_DOCUMENT SEGMENT:_
━━━

The current account surplus will remain significant in 2006-07 along side a minimal external debt load. Kuwait also has fairly sizeable external financial assets estimated at US$100bn and providing also decent non-oil income stream. The external current account could move into deficit should oil prices drop below US$18-20/bbl. However, this is not anticipated in the foreseeable future.
Medium- term growth prospects remain linked to international oil prices, which for the moment appear to favor Kuwait. It has managed to maintain price stability. However, buoyant economic conditions have led to higher inflation of 4% in 2005 and 2006 despite subsidies.

━━━

_PARTS OF THE EXERCISE:_
• A. Decide whether each statement agrees with the passage on Kuwait's economy. Answer yes or no and quote the words from the passage that decide it. (i) Kuwait's external financial assets are estimated at US$100bn. (ii) The passage expects the external current account to move into deficit in the foreseeable future. (iii) Inflation reached 4% in both 2005 and 2006.
• B. Reproduce the passage on Kuwait's economy between "Medium- term growth" and "2006 despite subsidies.", inclusive.
• C. According to the passage on Kuwait's economy, below what oil price could the external current account move into deficit?

━━━

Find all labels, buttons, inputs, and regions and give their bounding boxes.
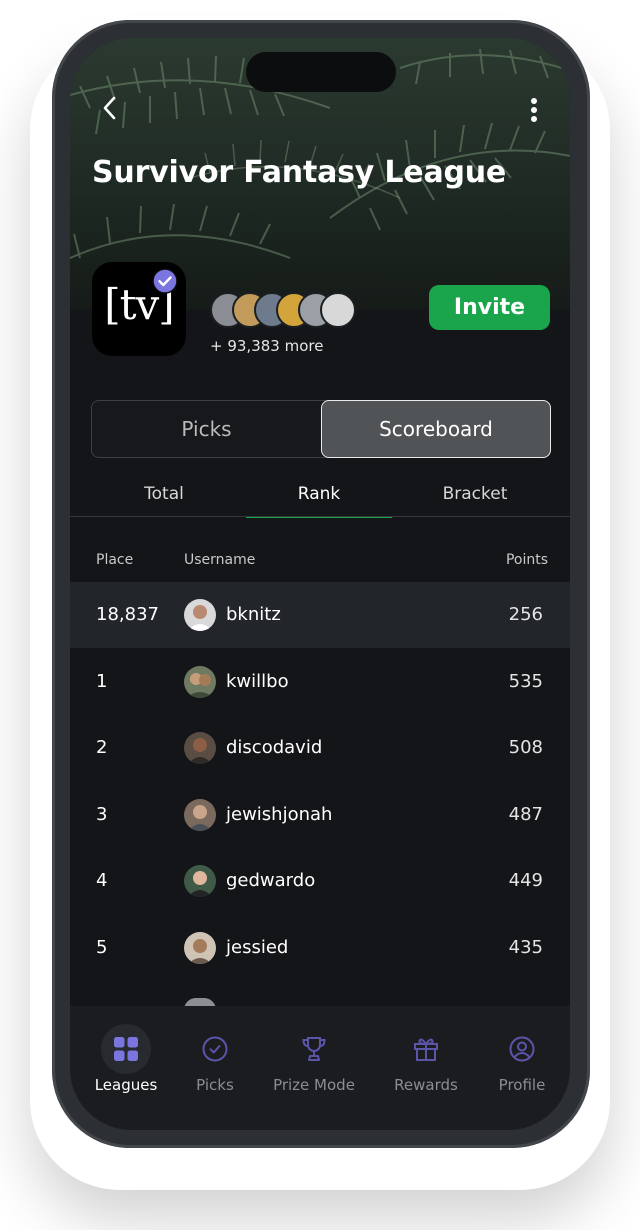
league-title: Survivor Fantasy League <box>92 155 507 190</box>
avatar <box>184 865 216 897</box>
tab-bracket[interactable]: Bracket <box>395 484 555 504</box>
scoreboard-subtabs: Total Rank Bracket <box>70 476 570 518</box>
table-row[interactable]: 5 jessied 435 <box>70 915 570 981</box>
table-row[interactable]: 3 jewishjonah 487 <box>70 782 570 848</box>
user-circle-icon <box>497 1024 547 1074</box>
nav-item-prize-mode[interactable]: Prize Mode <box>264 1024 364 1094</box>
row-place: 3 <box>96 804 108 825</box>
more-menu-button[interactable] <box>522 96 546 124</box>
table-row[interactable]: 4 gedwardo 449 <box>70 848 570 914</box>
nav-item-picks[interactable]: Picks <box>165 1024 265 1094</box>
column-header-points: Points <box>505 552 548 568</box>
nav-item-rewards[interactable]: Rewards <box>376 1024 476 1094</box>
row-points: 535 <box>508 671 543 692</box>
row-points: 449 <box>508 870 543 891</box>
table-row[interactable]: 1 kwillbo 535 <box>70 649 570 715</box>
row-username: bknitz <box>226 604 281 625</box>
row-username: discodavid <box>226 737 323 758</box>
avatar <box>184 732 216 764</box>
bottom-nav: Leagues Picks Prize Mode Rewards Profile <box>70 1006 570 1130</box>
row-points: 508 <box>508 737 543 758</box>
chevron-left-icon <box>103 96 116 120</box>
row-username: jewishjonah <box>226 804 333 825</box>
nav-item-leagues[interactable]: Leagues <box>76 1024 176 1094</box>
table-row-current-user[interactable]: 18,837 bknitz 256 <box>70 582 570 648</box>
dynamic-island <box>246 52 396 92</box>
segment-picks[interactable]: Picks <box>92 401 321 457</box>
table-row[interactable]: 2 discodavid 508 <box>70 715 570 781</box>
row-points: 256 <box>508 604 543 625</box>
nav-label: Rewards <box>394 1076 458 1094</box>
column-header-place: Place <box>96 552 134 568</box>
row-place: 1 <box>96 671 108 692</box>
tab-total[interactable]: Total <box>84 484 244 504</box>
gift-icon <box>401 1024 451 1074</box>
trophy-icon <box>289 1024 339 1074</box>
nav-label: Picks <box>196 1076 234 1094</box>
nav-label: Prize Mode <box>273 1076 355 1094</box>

━━━

_EXERCISE ANSWERS:_
• A.
(i) Yes: "Kuwait also has fairly sizeable external financial assets estimated at US$100bn"
(ii) No: "However, this is not anticipated in the foreseeable future."
(iii) Yes: "higher inflation of 4% in 2005 and 2006 despite subsidies"

• B.
Medium- term growth prospects remain linked to international oil prices, which for the moment appear to favor Kuwait. It has managed to maintain price stability. However, buoyant economic conditions have led to higher inflation of 4% in 2005 and 2006 despite subsidies.

• C. Below US$18-20/bbl.